● **Items**
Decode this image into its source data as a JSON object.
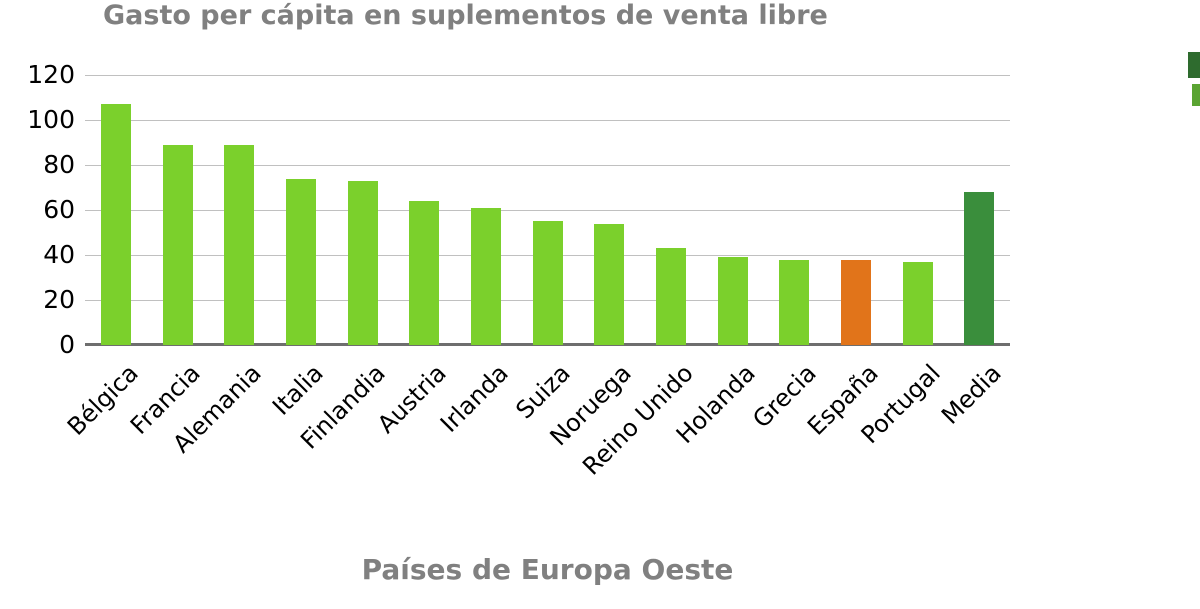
{
  "chart_data": {
    "type": "bar",
    "title": "Gasto per cápita en suplementos de venta libre",
    "xlabel": "Países de Europa Oeste",
    "ylabel": "",
    "ylim": [
      0,
      120
    ],
    "yticks": [
      0,
      20,
      40,
      60,
      80,
      100,
      120
    ],
    "grid": true,
    "legend_position": "none",
    "categories": [
      "Bélgica",
      "Francia",
      "Alemania",
      "Italia",
      "Finlandia",
      "Austria",
      "Irlanda",
      "Suiza",
      "Noruega",
      "Reino Unido",
      "Holanda",
      "Grecia",
      "España",
      "Portugal",
      "Media"
    ],
    "values": [
      107,
      89,
      89,
      74,
      73,
      64,
      61,
      55,
      54,
      43,
      39,
      38,
      38,
      37,
      68
    ],
    "bar_colors": [
      "#7bd02c",
      "#7bd02c",
      "#7bd02c",
      "#7bd02c",
      "#7bd02c",
      "#7bd02c",
      "#7bd02c",
      "#7bd02c",
      "#7bd02c",
      "#7bd02c",
      "#7bd02c",
      "#7bd02c",
      "#e1741a",
      "#7bd02c",
      "#3a8e3c"
    ]
  },
  "colors": {
    "bar_default": "#7bd02c",
    "bar_espana": "#e1741a",
    "bar_media": "#3a8e3c",
    "title_text": "#808080",
    "axis_title_text": "#808080",
    "tick_text": "#000000",
    "gridline": "#c0c0c0",
    "axis_line": "#6e6e6e",
    "legend_fragment_top": "#2e6b2e",
    "legend_fragment_bottom": "#5aa432"
  }
}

● **Your task**
Output every entry word for word, but omit the pictures.

● **Right answer**
Decode this image into its source data as a JSON object.
{
  "chart_data": {
    "type": "bar",
    "title": "Gasto per cápita en suplementos de venta libre",
    "xlabel": "Países de Europa Oeste",
    "ylabel": "",
    "ylim": [
      0,
      120
    ],
    "yticks": [
      0,
      20,
      40,
      60,
      80,
      100,
      120
    ],
    "grid": true,
    "legend_position": "none",
    "categories": [
      "Bélgica",
      "Francia",
      "Alemania",
      "Italia",
      "Finlandia",
      "Austria",
      "Irlanda",
      "Suiza",
      "Noruega",
      "Reino Unido",
      "Holanda",
      "Grecia",
      "España",
      "Portugal",
      "Media"
    ],
    "values": [
      107,
      89,
      89,
      74,
      73,
      64,
      61,
      55,
      54,
      43,
      39,
      38,
      38,
      37,
      68
    ],
    "bar_colors": [
      "#7bd02c",
      "#7bd02c",
      "#7bd02c",
      "#7bd02c",
      "#7bd02c",
      "#7bd02c",
      "#7bd02c",
      "#7bd02c",
      "#7bd02c",
      "#7bd02c",
      "#7bd02c",
      "#7bd02c",
      "#e1741a",
      "#7bd02c",
      "#3a8e3c"
    ]
  },
  "colors": {
    "bar_default": "#7bd02c",
    "bar_espana": "#e1741a",
    "bar_media": "#3a8e3c",
    "title_text": "#808080",
    "axis_title_text": "#808080",
    "tick_text": "#000000",
    "gridline": "#c0c0c0",
    "axis_line": "#6e6e6e",
    "legend_fragment_top": "#2e6b2e",
    "legend_fragment_bottom": "#5aa432"
  }
}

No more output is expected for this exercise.